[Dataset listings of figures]

· · · · · · ·

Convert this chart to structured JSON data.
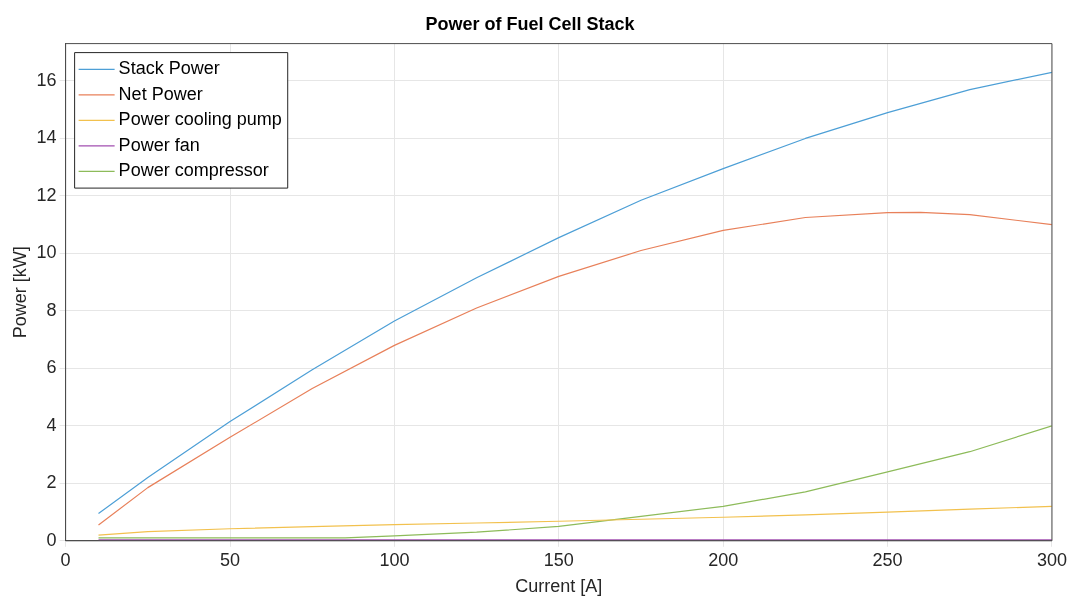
{
  "chart_data": {
    "type": "line",
    "title": "Power of Fuel Cell Stack",
    "xlabel": "Current [A]",
    "ylabel": "Power [kW]",
    "xlim": [
      0,
      300
    ],
    "xticks": [
      0,
      50,
      100,
      150,
      200,
      250,
      300
    ],
    "ylim": [
      0,
      17.3
    ],
    "yticks": [
      0,
      2,
      4,
      6,
      8,
      10,
      12,
      14,
      16
    ],
    "grid": true,
    "legend": "top left",
    "marker": "none",
    "line_style": "solid",
    "x": [
      10,
      25,
      50,
      75,
      100,
      125,
      150,
      175,
      200,
      225,
      250,
      275,
      300
    ],
    "series": [
      {
        "name": "Stack Power",
        "color": "#4d9fd6",
        "values": [
          0.95,
          2.2,
          4.15,
          5.95,
          7.65,
          9.15,
          10.55,
          11.85,
          12.95,
          14.0,
          14.9,
          15.7,
          16.3
        ]
      },
      {
        "name": "Net Power",
        "color": "#e8805a",
        "x": [
          10,
          25,
          50,
          75,
          100,
          125,
          150,
          175,
          200,
          225,
          250,
          260,
          275,
          300
        ],
        "values": [
          0.55,
          1.85,
          3.6,
          5.3,
          6.8,
          8.1,
          9.2,
          10.1,
          10.8,
          11.25,
          11.42,
          11.43,
          11.35,
          11.0
        ]
      },
      {
        "name": "Power cooling pump",
        "color": "#f2c14e",
        "values": [
          0.2,
          0.32,
          0.42,
          0.49,
          0.56,
          0.62,
          0.68,
          0.75,
          0.82,
          0.9,
          1.0,
          1.1,
          1.2
        ]
      },
      {
        "name": "Power fan",
        "color": "#a24fb0",
        "values": [
          0.03,
          0.03,
          0.03,
          0.03,
          0.03,
          0.03,
          0.03,
          0.03,
          0.03,
          0.03,
          0.03,
          0.03,
          0.03
        ]
      },
      {
        "name": "Power compressor",
        "color": "#8dbb5a",
        "x": [
          10,
          50,
          85,
          100,
          125,
          150,
          175,
          200,
          225,
          250,
          275,
          300
        ],
        "values": [
          0.1,
          0.1,
          0.1,
          0.17,
          0.3,
          0.5,
          0.85,
          1.2,
          1.7,
          2.4,
          3.1,
          4.0
        ]
      }
    ]
  }
}
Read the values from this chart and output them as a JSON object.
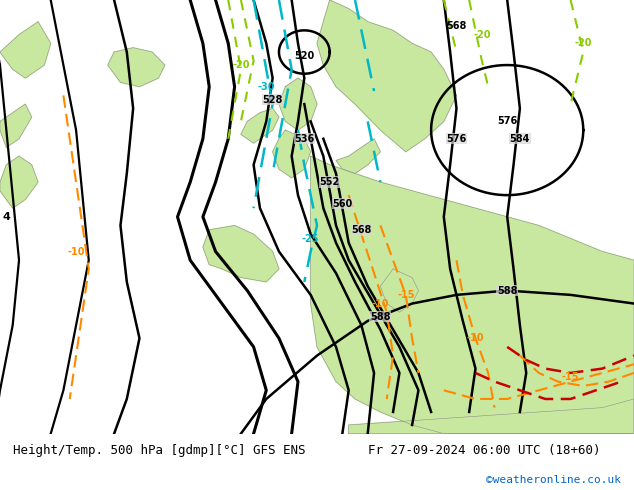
{
  "title_left": "Height/Temp. 500 hPa [gdmp][°C] GFS ENS",
  "title_right": "Fr 27-09-2024 06:00 UTC (18+60)",
  "credit": "©weatheronline.co.uk",
  "ocean_color": "#d8d8d8",
  "land_color": "#c8e8a0",
  "land_color_dark": "#b0c890",
  "coast_color": "#909090",
  "label_font_size": 9,
  "credit_color": "#0066cc",
  "fig_width": 6.34,
  "fig_height": 4.9,
  "dpi": 100,
  "bottom_bar_color": "#e8e8e8",
  "contour_black_color": "#000000",
  "contour_orange_color": "#ff8800",
  "contour_cyan_color": "#00b8c8",
  "contour_green_dash_color": "#88cc00",
  "contour_red_color": "#cc0000"
}
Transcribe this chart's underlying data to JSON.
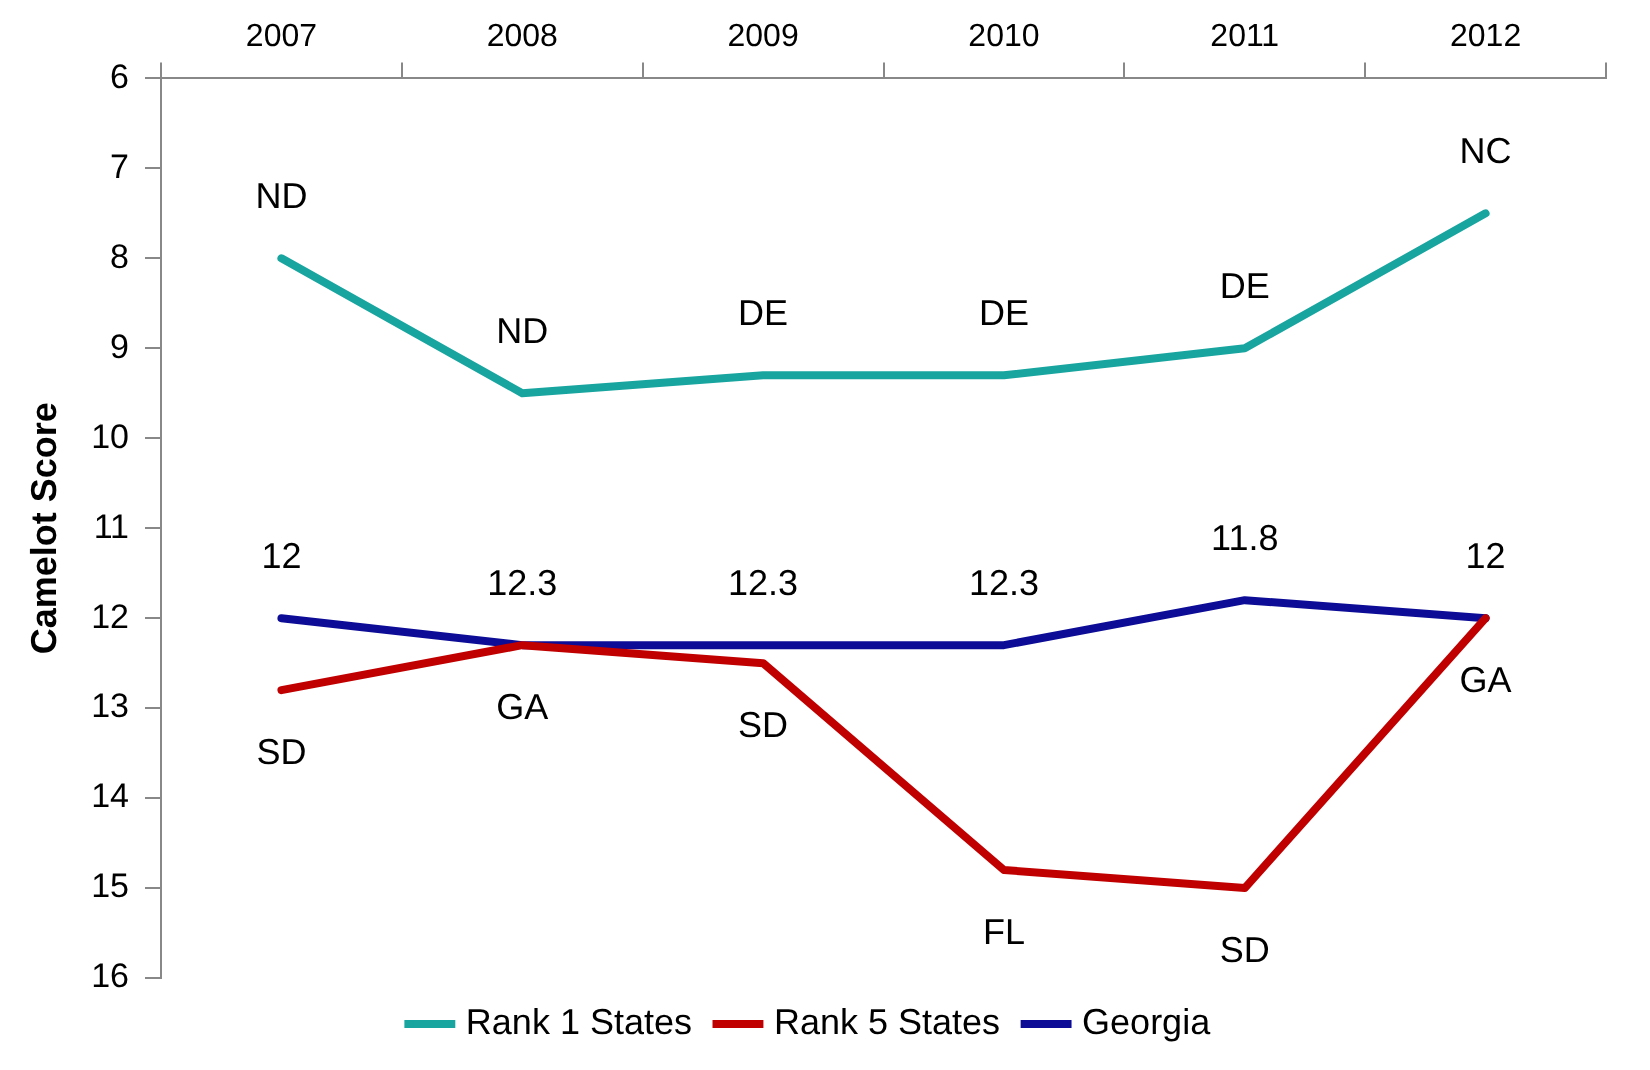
{
  "chart_data": {
    "type": "line",
    "ylabel": "Camelot Score",
    "categories": [
      "2007",
      "2008",
      "2009",
      "2010",
      "2011",
      "2012"
    ],
    "series": [
      {
        "name": "Rank 1 States",
        "color": "#18a5a0",
        "values": [
          8.0,
          9.5,
          9.3,
          9.3,
          9.0,
          7.5
        ]
      },
      {
        "name": "Rank 5 States",
        "color": "#c00000",
        "values": [
          12.8,
          12.3,
          12.5,
          14.8,
          15.0,
          12.0
        ]
      },
      {
        "name": "Georgia",
        "color": "#0c0c96",
        "values": [
          12,
          12.3,
          12.3,
          12.3,
          11.8,
          12
        ],
        "value_labels": [
          "12",
          "12.3",
          "12.3",
          "12.3",
          "11.8",
          "12"
        ]
      }
    ],
    "ylim": [
      16,
      6
    ],
    "yticks": [
      6,
      7,
      8,
      9,
      10,
      11,
      12,
      13,
      14,
      15,
      16
    ],
    "grid": false,
    "legend": "bottom",
    "marker": "none",
    "line_style": "solid",
    "annotations": [
      {
        "text": "ND",
        "x": "2007",
        "y": 8.0
      },
      {
        "text": "ND",
        "x": "2008",
        "y": 9.5
      },
      {
        "text": "DE",
        "x": "2009",
        "y": 9.3
      },
      {
        "text": "DE",
        "x": "2010",
        "y": 9.3
      },
      {
        "text": "DE",
        "x": "2011",
        "y": 9.0
      },
      {
        "text": "NC",
        "x": "2012",
        "y": 7.5
      },
      {
        "text": "SD",
        "x": "2007",
        "y": 12.8
      },
      {
        "text": "GA",
        "x": "2008",
        "y": 12.3
      },
      {
        "text": "SD",
        "x": "2009",
        "y": 12.5
      },
      {
        "text": "FL",
        "x": "2010",
        "y": 14.8
      },
      {
        "text": "SD",
        "x": "2011",
        "y": 15.0
      },
      {
        "text": "GA",
        "x": "2012",
        "y": 12.0
      }
    ]
  }
}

· · · · · · ·

#### [Task description]
Where a line holds "this", copy that line.

#### [Complete answer]
Convert this chart to structured JSON data.
Read the values from this chart and output them as a JSON object.
Transcribe this chart's underlying data to JSON.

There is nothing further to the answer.